▶ **GOAL OF THE EXERCISE**
Select every line below containing the word "USDT".
======== GIVEN ENTRIES ========
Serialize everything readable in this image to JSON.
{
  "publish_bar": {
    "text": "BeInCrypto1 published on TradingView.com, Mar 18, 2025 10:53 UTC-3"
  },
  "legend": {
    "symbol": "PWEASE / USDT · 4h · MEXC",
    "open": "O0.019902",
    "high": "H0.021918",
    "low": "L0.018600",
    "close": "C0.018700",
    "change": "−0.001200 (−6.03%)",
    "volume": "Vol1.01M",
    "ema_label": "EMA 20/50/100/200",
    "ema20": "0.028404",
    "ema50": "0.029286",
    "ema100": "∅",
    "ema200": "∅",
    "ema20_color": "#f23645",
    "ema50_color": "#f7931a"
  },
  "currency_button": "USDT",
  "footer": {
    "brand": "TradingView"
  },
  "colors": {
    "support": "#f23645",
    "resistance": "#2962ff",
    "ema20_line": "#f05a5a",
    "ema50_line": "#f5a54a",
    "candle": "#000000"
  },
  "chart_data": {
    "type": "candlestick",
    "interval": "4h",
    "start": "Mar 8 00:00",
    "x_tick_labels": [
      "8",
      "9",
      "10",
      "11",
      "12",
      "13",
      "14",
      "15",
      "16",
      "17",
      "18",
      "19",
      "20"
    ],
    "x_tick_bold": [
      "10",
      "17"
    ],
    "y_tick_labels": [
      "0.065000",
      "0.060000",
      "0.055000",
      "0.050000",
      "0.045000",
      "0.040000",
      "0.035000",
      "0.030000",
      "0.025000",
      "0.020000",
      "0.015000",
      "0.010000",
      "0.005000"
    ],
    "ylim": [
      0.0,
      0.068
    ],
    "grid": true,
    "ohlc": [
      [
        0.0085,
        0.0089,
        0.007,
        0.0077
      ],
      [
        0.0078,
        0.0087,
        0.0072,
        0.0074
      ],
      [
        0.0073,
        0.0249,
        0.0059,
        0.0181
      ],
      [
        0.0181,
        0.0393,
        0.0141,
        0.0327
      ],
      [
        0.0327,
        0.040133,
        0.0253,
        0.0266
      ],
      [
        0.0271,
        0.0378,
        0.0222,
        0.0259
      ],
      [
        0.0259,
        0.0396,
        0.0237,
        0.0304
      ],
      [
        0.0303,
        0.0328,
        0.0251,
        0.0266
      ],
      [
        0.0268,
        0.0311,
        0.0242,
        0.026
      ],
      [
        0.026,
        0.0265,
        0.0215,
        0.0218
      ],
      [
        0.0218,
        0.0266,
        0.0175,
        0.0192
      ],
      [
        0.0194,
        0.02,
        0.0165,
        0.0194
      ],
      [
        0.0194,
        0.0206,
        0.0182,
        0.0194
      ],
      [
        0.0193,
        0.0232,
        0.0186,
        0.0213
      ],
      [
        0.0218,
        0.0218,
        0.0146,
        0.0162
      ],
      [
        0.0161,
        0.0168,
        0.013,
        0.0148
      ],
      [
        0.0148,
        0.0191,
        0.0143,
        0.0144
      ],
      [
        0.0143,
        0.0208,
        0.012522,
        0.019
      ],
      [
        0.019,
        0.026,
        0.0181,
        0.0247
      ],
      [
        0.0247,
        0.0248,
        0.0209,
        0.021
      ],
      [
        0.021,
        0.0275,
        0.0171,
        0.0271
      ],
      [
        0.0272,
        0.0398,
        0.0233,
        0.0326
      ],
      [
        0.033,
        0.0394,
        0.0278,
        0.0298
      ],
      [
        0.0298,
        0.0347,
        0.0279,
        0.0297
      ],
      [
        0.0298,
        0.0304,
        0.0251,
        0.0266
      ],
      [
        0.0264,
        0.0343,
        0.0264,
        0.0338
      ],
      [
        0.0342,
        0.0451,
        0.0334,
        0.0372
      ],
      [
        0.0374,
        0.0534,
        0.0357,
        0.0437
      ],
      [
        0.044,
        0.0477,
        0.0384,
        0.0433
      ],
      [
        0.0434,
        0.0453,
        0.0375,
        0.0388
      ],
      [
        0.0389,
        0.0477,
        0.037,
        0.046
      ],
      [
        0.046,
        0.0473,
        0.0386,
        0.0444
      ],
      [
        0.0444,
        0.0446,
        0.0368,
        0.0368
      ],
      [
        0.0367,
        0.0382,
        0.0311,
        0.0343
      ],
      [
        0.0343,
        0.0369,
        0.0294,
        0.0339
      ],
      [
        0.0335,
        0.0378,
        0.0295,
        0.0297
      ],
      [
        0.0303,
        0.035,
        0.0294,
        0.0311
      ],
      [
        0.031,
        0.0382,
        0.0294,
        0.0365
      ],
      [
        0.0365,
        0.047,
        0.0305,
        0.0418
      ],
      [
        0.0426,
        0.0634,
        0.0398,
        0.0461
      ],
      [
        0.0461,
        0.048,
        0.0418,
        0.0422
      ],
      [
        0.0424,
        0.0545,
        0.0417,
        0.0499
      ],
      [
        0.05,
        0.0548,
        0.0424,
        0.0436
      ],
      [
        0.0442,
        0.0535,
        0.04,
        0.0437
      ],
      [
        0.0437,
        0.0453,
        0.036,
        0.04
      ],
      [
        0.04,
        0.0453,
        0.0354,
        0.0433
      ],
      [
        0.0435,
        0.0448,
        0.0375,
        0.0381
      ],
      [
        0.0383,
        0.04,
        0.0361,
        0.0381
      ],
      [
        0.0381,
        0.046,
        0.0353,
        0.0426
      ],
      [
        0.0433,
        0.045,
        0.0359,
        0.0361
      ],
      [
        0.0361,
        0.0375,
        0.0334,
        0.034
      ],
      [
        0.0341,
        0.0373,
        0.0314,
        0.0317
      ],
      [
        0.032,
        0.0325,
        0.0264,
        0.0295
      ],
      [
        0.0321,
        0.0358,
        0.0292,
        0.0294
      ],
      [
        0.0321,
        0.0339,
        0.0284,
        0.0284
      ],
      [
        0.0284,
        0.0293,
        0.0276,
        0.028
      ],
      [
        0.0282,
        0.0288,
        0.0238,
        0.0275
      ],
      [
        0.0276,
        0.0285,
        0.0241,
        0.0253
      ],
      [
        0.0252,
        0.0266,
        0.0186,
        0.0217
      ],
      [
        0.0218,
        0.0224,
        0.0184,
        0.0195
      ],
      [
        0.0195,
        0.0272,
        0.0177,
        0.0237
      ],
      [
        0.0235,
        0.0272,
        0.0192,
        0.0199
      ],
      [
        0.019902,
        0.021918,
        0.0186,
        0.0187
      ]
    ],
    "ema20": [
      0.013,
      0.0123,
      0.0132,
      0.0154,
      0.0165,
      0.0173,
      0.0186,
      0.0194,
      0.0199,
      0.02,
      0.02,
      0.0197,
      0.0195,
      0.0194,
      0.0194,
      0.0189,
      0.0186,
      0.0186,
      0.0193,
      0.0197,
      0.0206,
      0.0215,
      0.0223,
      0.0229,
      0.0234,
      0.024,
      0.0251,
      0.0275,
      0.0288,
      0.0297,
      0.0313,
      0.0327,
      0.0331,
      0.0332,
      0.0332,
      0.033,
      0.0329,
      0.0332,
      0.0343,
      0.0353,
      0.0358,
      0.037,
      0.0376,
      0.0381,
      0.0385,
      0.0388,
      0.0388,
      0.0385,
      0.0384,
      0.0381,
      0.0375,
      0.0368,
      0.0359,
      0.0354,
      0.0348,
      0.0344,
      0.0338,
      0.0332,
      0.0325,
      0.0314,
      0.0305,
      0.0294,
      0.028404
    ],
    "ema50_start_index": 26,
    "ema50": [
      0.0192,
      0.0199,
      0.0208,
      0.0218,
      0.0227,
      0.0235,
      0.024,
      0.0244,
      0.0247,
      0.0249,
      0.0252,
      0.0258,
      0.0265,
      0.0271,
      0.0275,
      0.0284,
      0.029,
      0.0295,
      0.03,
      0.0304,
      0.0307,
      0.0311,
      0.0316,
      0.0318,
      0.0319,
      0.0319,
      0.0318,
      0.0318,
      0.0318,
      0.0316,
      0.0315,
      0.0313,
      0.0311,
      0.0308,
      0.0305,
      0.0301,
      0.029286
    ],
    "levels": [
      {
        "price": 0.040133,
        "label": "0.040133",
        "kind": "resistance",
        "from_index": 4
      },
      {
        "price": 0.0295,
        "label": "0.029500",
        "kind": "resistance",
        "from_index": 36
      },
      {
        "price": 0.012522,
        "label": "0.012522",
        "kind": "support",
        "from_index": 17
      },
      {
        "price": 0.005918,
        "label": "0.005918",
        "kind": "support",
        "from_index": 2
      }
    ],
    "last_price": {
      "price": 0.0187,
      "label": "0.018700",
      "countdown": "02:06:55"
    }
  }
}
========
▶ **REPLY**
    "symbol": "PWEASE / USDT · 4h · MEXC",
  "currency_button": "USDT",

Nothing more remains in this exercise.